[Rows from a dataset]
* start *

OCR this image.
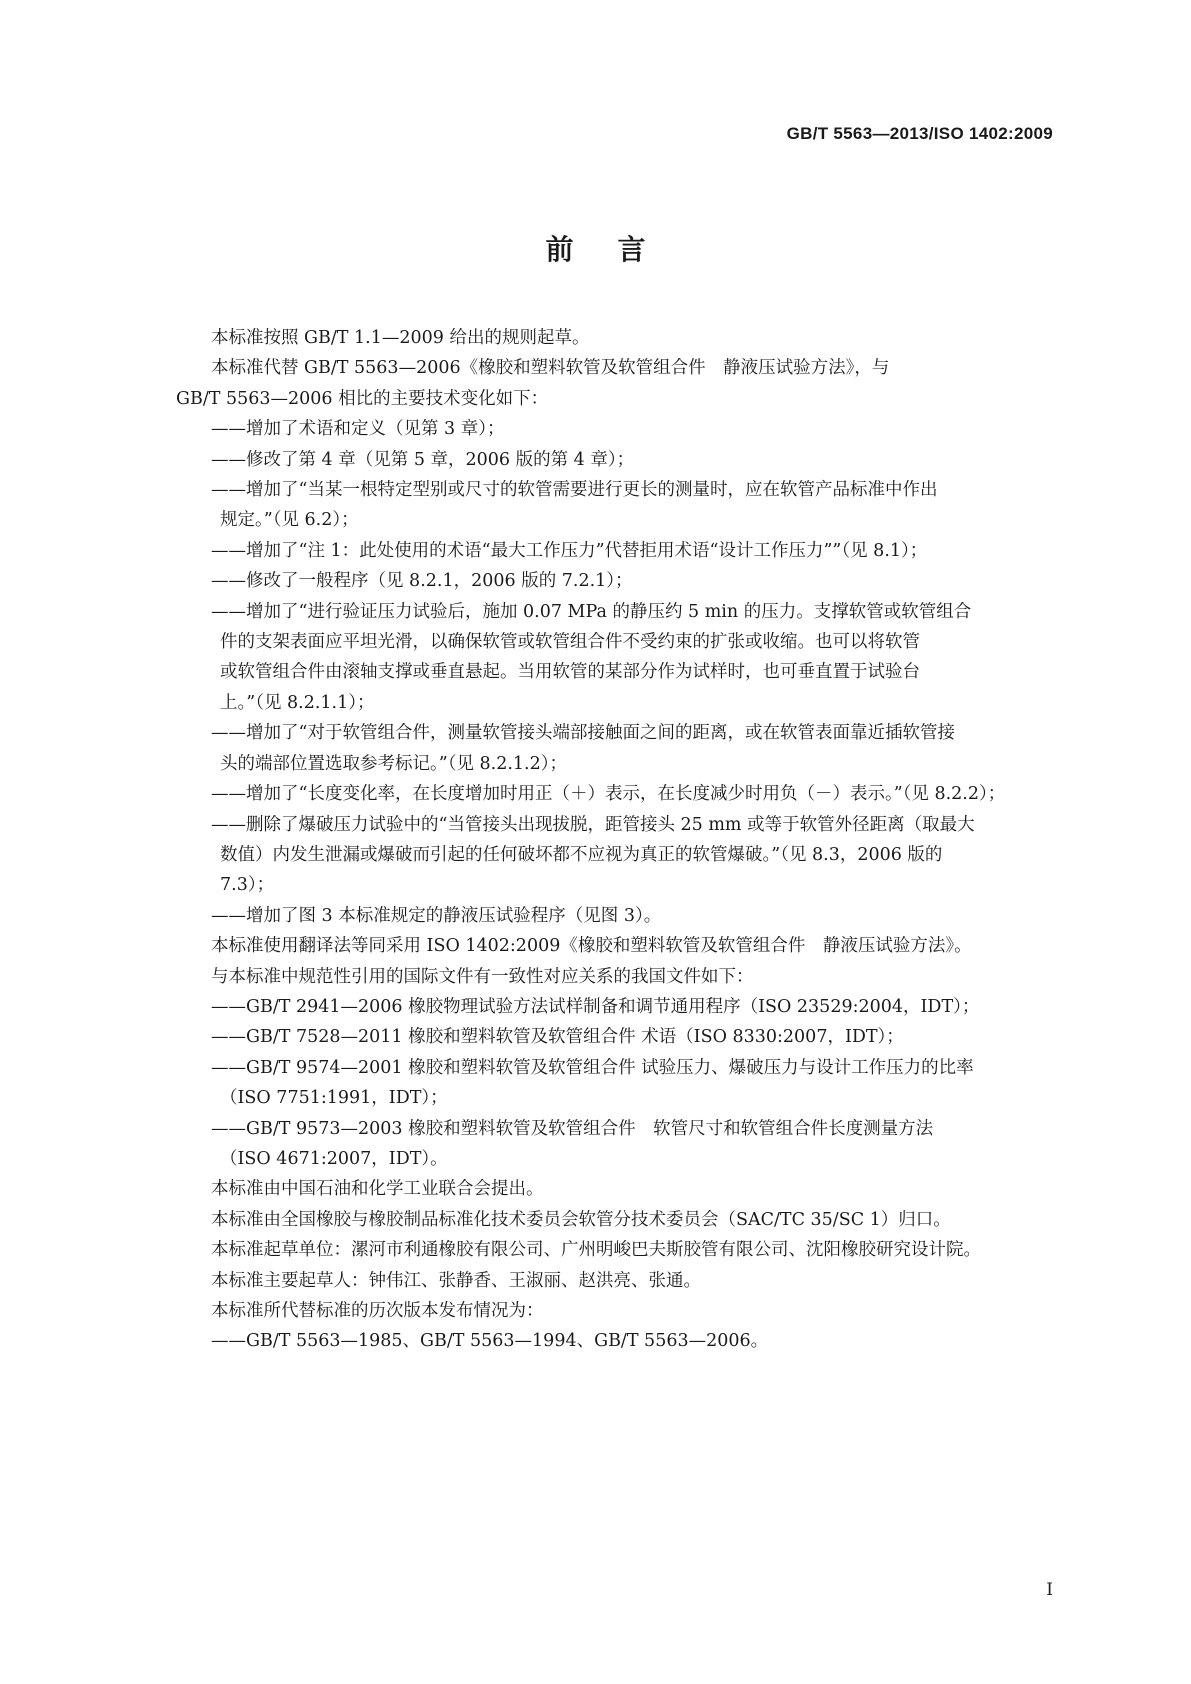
GB/T 5563—2013/ISO 1402:2009
前言

本标准按照 GB/T 1.1—2009 给出的规则起草。

本标准代替 GB/T 5563—2006《橡胶和塑料软管及软管组合件　静液压试验方法》，与

GB/T 5563—2006 相比的主要技术变化如下：

——增加了术语和定义（见第 3 章）；

——修改了第 4 章（见第 5 章，2006 版的第 4 章）；

——增加了“当某一根特定型别或尺寸的软管需要进行更长的测量时，应在软管产品标准中作出

规定。”（见 6.2）；

——增加了“注 1：此处使用的术语“最大工作压力”代替拒用术语“设计工作压力””（见 8.1）；

——修改了一般程序（见 8.2.1，2006 版的 7.2.1）；

——增加了“进行验证压力试验后，施加 0.07 MPa 的静压约 5 min 的压力。支撑软管或软管组合

件的支架表面应平坦光滑，以确保软管或软管组合件不受约束的扩张或收缩。也可以将软管

或软管组合件由滚轴支撑或垂直悬起。当用软管的某部分作为试样时，也可垂直置于试验台

上。”（见 8.2.1.1）；

——增加了“对于软管组合件，测量软管接头端部接触面之间的距离，或在软管表面靠近插软管接

头的端部位置选取参考标记。”（见 8.2.1.2）；

——增加了“长度变化率，在长度增加时用正（＋）表示，在长度减少时用负（－）表示。”（见 8.2.2）；

——删除了爆破压力试验中的“当管接头出现拔脱，距管接头 25 mm 或等于软管外径距离（取最大

数值）内发生泄漏或爆破而引起的任何破坏都不应视为真正的软管爆破。”（见 8.3，2006 版的

7.3）；

——增加了图 3 本标准规定的静液压试验程序（见图 3）。

本标准使用翻译法等同采用 ISO 1402:2009《橡胶和塑料软管及软管组合件　静液压试验方法》。

与本标准中规范性引用的国际文件有一致性对应关系的我国文件如下：

——GB/T 2941—2006 橡胶物理试验方法试样制备和调节通用程序（ISO 23529:2004，IDT）；

——GB/T 7528—2011 橡胶和塑料软管及软管组合件 术语（ISO 8330:2007，IDT）；

——GB/T 9574—2001 橡胶和塑料软管及软管组合件 试验压力、爆破压力与设计工作压力的比率

（ISO 7751:1991，IDT）；

——GB/T 9573—2003 橡胶和塑料软管及软管组合件　软管尺寸和软管组合件长度测量方法

（ISO 4671:2007，IDT）。

本标准由中国石油和化学工业联合会提出。

本标准由全国橡胶与橡胶制品标准化技术委员会软管分技术委员会（SAC/TC 35/SC 1）归口。

本标准起草单位：漯河市利通橡胶有限公司、广州明峻巴夫斯胶管有限公司、沈阳橡胶研究设计院。

本标准主要起草人：钟伟江、张静香、王淑丽、赵洪亮、张通。

本标准所代替标准的历次版本发布情况为：

——GB/T 5563—1985、GB/T 5563—1994、GB/T 5563—2006。

I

* end *

• **Directions**
Go through the listing above and list every line that has the word "橡胶和塑料软管及软管组合件".

• **Problem solution**
本标准代替 GB/T 5563—2006《橡胶和塑料软管及软管组合件　静液压试验方法》，与
本标准使用翻译法等同采用 ISO 1402:2009《橡胶和塑料软管及软管组合件　静液压试验方法》。
——GB/T 7528—2011 橡胶和塑料软管及软管组合件 术语（ISO 8330:2007，IDT）；
——GB/T 9574—2001 橡胶和塑料软管及软管组合件 试验压力、爆破压力与设计工作压力的比率
——GB/T 9573—2003 橡胶和塑料软管及软管组合件　软管尺寸和软管组合件长度测量方法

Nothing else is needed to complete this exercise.